THE EXERCISE – Every line with the string "week" should be gathered.
#### DATA FOR THIS TASK
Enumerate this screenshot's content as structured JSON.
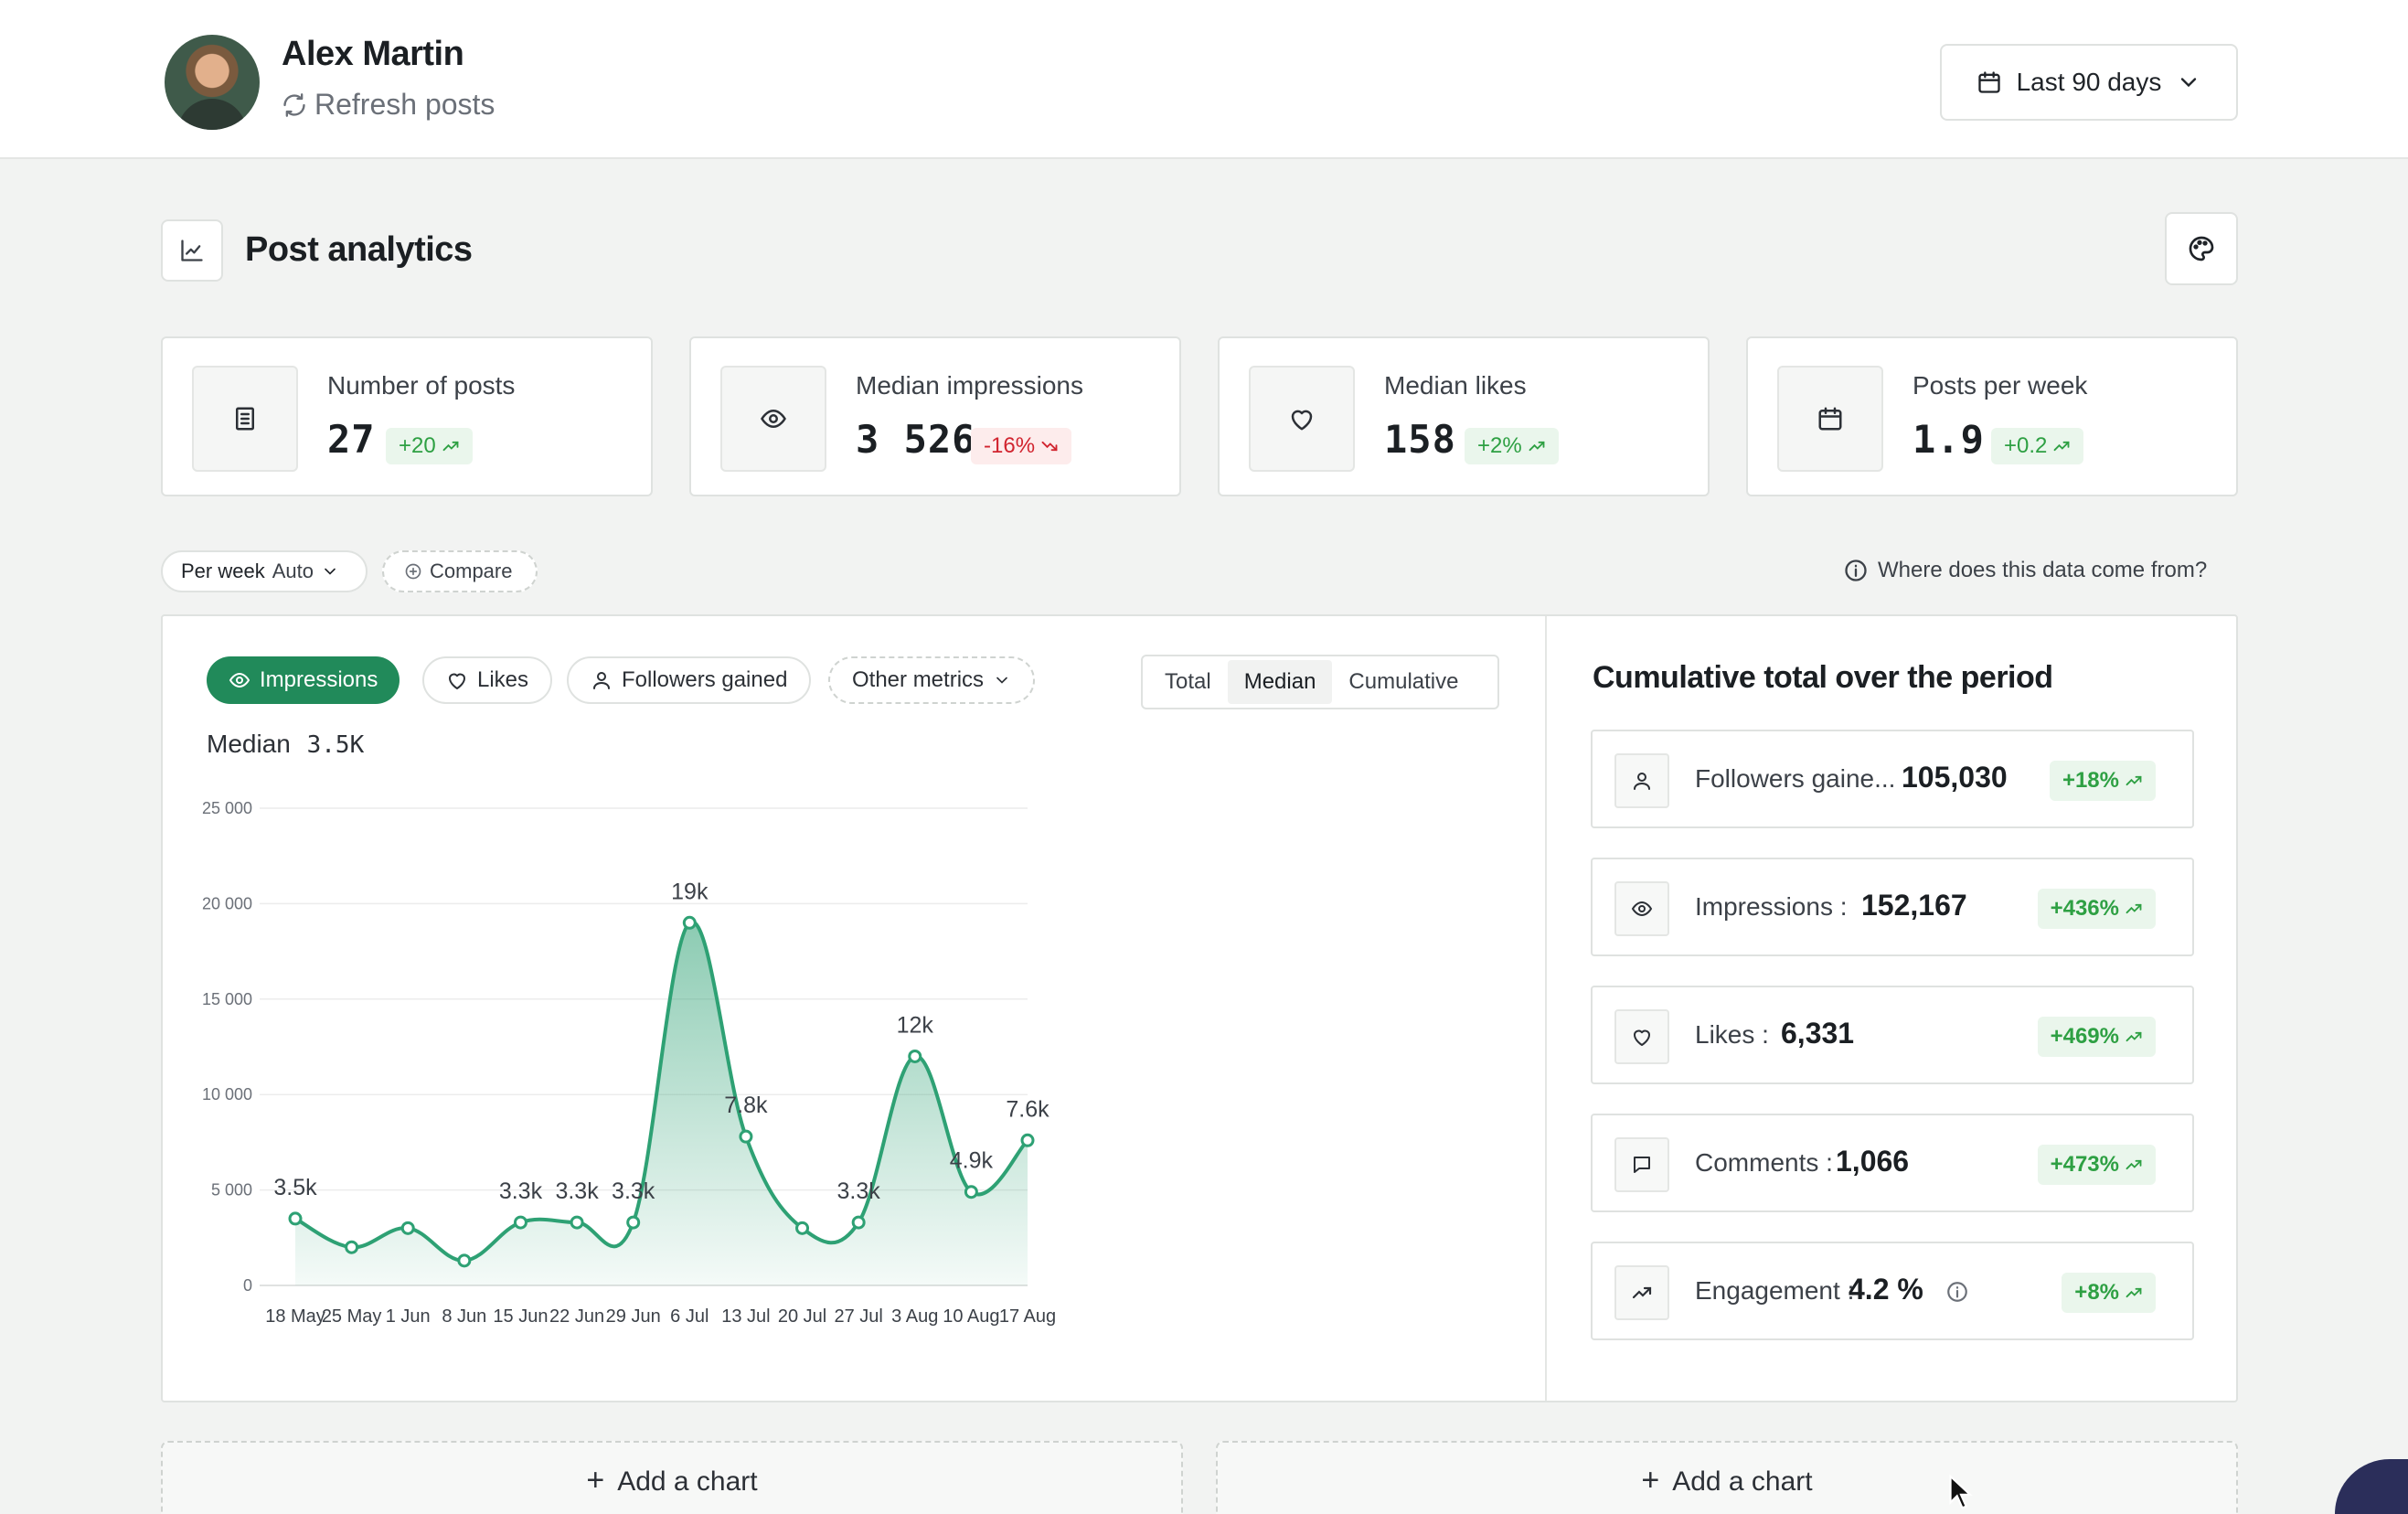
{
  "header": {
    "user_name": "Alex Martin",
    "refresh_label": "Refresh posts",
    "date_range_label": "Last 90 days"
  },
  "section": {
    "title": "Post analytics"
  },
  "stats": [
    {
      "label": "Number of posts",
      "value": "27",
      "delta": "+20",
      "trend": "up",
      "icon": "document-icon"
    },
    {
      "label": "Median impressions",
      "value": "3 526",
      "delta": "-16%",
      "trend": "down",
      "icon": "eye-icon"
    },
    {
      "label": "Median likes",
      "value": "158",
      "delta": "+2%",
      "trend": "up",
      "icon": "heart-icon"
    },
    {
      "label": "Posts per week",
      "value": "1.9",
      "delta": "+0.2",
      "trend": "up",
      "icon": "calendar-icon"
    }
  ],
  "controls": {
    "interval_label": "Per week",
    "interval_mode": "Auto",
    "compare_label": "Compare",
    "data_source_label": "Where does this data come from?"
  },
  "metric_tabs": {
    "impressions": "Impressions",
    "likes": "Likes",
    "followers": "Followers gained",
    "other": "Other metrics"
  },
  "aggregation": {
    "options": [
      "Total",
      "Median",
      "Cumulative"
    ],
    "selected": "Median"
  },
  "median_summary": {
    "label": "Median",
    "value": "3.5K"
  },
  "chart_data": {
    "type": "area",
    "x": [
      "18 May",
      "25 May",
      "1 Jun",
      "8 Jun",
      "15 Jun",
      "22 Jun",
      "29 Jun",
      "6 Jul",
      "13 Jul",
      "20 Jul",
      "27 Jul",
      "3 Aug",
      "10 Aug",
      "17 Aug"
    ],
    "series": [
      {
        "values": [
          3500,
          2000,
          3000,
          1300,
          3300,
          3300,
          3300,
          19000,
          7800,
          3000,
          3300,
          12000,
          4900,
          7600
        ],
        "point_labels": [
          "3.5k",
          "",
          "",
          "",
          "3.3k",
          "3.3k",
          "3.3k",
          "19k",
          "7.8k",
          "",
          "3.3k",
          "12k",
          "4.9k",
          "7.6k"
        ]
      }
    ],
    "yticks": [
      "0",
      "5 000",
      "10 000",
      "15 000",
      "20 000",
      "25 000"
    ],
    "ylim": [
      0,
      25000
    ],
    "grid": true,
    "color": "#2ea174"
  },
  "cumulative": {
    "title": "Cumulative total over the period",
    "rows": [
      {
        "label": "Followers gaine...",
        "value": "105,030",
        "delta": "+18%",
        "icon": "user-icon"
      },
      {
        "label": "Impressions :",
        "value": "152,167",
        "delta": "+436%",
        "icon": "eye-icon"
      },
      {
        "label": "Likes :",
        "value": "6,331",
        "delta": "+469%",
        "icon": "heart-icon"
      },
      {
        "label": "Comments :",
        "value": "1,066",
        "delta": "+473%",
        "icon": "comment-icon"
      },
      {
        "label": "Engagement :",
        "value": "4.2 %",
        "delta": "+8%",
        "icon": "trend-icon"
      }
    ]
  },
  "add_chart_label": "Add a chart"
}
########
THE RESPONSE –
      "label": "Posts per week",
    "interval_label": "Per week",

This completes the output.